Requirements => Please copy every line of the records below that holds the word "восстания".

[Dataset entries]
[START]
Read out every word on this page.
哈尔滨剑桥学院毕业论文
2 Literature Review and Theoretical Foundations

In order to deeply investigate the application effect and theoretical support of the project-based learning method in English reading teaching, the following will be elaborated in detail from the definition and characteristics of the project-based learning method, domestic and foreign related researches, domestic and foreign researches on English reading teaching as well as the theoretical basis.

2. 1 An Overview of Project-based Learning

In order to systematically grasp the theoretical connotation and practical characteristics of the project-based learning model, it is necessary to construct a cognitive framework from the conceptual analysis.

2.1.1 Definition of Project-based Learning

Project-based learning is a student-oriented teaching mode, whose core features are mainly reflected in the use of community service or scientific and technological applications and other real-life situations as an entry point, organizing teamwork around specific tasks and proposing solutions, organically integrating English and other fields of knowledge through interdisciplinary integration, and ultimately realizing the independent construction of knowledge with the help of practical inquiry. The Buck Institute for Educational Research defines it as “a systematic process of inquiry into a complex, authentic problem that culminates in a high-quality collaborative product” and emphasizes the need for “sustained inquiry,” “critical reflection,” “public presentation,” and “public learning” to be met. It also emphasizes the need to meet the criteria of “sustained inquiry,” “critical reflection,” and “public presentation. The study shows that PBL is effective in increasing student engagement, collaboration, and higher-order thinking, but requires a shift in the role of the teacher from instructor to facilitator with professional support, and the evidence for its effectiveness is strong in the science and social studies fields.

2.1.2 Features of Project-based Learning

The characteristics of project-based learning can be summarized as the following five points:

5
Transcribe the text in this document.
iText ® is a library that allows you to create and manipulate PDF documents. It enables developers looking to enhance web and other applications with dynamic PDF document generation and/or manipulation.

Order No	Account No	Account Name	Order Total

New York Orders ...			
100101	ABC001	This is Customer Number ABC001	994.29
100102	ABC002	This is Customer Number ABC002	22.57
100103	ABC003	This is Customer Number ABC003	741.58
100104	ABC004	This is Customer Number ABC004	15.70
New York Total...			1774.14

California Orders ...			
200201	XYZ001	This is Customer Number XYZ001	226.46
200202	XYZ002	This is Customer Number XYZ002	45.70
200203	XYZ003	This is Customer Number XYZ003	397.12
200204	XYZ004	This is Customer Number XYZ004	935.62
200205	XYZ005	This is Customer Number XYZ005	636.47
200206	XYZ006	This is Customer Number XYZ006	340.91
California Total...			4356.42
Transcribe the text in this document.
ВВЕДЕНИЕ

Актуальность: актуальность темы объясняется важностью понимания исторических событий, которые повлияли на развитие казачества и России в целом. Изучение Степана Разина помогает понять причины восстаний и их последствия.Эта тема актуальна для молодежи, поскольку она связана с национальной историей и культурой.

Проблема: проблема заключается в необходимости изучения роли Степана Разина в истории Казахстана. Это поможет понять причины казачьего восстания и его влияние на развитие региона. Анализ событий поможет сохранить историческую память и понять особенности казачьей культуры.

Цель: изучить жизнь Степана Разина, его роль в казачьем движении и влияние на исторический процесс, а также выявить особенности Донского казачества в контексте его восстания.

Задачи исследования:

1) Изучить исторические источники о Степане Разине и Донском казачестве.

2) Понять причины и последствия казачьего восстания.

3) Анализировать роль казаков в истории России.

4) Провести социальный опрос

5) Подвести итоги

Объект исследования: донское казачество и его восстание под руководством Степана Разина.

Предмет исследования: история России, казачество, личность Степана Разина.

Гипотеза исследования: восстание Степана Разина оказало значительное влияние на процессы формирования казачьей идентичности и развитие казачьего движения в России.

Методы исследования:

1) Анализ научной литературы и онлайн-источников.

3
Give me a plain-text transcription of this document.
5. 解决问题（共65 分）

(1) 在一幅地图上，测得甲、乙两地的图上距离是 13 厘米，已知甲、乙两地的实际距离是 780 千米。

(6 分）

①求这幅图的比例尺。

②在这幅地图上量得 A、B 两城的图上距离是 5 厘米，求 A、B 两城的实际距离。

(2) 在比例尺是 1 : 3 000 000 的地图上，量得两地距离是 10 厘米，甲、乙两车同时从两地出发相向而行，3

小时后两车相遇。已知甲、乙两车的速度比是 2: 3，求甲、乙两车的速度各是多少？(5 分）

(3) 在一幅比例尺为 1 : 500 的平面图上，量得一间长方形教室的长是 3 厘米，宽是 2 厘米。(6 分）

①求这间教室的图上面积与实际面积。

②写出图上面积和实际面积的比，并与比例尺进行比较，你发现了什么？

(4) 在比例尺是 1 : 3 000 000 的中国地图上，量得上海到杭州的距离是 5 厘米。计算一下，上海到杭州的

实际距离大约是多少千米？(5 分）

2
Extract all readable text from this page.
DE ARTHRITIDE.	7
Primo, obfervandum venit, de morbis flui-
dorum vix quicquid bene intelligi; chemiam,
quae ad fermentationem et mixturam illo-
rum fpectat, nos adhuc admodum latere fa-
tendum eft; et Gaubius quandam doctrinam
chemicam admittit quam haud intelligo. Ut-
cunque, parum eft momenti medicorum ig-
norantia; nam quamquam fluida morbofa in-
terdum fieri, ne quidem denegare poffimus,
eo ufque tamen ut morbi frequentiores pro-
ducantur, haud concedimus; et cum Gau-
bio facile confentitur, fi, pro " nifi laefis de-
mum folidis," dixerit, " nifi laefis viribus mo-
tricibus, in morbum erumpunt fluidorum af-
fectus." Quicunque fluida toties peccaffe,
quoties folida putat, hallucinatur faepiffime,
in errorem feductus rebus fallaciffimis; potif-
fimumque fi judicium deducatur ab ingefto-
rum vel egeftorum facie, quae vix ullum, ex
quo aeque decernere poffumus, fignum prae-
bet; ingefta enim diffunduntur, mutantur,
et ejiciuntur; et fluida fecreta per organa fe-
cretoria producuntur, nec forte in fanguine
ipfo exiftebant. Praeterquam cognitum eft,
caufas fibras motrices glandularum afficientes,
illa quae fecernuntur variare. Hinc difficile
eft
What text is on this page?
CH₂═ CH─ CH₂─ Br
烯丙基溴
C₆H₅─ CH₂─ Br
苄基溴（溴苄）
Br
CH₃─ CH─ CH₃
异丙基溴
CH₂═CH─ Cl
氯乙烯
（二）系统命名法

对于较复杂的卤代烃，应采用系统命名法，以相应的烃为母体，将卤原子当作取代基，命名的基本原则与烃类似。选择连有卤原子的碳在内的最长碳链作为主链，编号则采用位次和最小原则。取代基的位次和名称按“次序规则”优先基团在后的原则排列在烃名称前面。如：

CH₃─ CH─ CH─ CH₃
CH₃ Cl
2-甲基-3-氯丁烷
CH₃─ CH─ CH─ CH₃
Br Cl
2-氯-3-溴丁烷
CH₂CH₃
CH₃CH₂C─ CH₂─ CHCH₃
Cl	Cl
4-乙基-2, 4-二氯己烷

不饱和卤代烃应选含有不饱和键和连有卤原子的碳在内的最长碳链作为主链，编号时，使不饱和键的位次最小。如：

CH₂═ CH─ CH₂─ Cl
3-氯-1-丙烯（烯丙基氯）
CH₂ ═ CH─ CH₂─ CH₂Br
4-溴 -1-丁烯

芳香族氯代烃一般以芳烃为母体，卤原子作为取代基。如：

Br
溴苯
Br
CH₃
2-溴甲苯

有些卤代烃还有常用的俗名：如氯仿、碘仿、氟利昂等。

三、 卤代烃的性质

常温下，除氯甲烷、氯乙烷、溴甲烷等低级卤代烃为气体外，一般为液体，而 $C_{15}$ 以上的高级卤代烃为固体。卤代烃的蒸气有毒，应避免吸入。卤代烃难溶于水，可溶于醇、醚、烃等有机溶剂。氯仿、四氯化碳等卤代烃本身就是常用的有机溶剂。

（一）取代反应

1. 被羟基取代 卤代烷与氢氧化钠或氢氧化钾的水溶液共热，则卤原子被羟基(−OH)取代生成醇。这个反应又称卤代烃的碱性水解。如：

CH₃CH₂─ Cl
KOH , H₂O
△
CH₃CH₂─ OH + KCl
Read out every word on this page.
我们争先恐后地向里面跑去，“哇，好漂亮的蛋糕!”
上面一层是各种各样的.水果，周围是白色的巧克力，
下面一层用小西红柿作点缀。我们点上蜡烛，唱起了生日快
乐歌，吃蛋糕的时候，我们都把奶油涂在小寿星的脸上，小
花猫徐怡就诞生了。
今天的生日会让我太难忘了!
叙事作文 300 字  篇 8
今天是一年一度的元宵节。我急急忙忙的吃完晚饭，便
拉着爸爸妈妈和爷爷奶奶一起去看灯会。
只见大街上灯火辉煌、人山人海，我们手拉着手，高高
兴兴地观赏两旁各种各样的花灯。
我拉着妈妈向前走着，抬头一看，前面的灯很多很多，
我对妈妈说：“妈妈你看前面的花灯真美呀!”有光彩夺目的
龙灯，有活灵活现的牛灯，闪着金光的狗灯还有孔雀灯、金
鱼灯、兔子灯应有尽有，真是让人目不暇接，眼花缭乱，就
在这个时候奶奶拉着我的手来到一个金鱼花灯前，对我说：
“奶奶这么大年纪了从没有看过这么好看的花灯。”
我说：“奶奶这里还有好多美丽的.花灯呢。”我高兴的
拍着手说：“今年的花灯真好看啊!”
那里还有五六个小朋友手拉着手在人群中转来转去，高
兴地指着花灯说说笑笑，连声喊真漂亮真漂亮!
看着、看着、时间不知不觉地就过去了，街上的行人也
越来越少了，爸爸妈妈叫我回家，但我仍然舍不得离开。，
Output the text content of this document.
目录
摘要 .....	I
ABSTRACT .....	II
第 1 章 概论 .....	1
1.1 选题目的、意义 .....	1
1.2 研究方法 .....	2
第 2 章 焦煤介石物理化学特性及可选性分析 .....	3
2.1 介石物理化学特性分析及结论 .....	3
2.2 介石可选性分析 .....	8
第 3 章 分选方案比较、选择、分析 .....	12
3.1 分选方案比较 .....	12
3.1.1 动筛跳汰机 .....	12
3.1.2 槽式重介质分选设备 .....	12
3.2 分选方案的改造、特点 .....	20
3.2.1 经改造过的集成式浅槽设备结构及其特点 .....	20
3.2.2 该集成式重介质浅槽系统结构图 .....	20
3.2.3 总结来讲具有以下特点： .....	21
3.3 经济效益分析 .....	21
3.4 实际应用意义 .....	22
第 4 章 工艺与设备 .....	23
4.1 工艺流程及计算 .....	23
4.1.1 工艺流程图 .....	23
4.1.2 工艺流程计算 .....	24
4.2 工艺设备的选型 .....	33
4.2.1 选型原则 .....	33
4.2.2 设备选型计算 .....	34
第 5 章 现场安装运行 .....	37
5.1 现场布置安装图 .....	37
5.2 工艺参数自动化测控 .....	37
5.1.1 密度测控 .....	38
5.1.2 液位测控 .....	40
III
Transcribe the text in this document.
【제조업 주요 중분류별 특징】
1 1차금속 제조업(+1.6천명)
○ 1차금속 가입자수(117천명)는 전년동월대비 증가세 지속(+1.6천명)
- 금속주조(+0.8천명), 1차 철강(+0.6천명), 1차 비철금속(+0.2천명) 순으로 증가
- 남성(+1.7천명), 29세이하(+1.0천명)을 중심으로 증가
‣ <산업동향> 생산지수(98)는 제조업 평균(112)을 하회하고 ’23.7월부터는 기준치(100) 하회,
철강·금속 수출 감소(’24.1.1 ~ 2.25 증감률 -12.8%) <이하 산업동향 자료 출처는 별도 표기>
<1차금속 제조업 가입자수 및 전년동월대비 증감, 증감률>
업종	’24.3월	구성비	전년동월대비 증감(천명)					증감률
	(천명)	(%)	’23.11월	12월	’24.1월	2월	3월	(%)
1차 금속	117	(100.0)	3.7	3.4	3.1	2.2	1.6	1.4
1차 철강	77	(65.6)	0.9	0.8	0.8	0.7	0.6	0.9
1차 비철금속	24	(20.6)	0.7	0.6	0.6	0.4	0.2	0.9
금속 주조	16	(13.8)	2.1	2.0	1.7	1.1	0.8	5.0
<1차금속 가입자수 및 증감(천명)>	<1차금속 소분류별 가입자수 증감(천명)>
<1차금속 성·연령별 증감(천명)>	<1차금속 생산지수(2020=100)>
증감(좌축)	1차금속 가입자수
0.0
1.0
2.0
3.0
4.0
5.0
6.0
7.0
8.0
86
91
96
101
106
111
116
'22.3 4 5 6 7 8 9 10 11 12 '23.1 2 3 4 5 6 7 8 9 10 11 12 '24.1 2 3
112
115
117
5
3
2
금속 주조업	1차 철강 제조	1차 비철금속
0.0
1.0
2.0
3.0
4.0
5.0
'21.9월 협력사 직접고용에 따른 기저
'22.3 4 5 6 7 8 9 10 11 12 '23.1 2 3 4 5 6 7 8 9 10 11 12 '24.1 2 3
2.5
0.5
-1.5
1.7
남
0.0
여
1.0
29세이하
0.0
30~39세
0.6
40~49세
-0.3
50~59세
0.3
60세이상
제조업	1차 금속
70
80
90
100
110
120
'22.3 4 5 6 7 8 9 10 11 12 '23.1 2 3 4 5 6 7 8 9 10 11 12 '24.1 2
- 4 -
[END]
Result of this task =>
Проблема: проблема заключается в необходимости изучения роли Степана Разина в истории Казахстана. Это поможет понять причины казачьего восстания и его влияние на развитие региона. Анализ событий поможет сохранить историческую память и понять особенности казачьей культуры.
Цель: изучить жизнь Степана Разина, его роль в казачьем движении и влияние на исторический процесс, а также выявить особенности Донского казачества в контексте его восстания.
2) Понять причины и последствия казачьего восстания.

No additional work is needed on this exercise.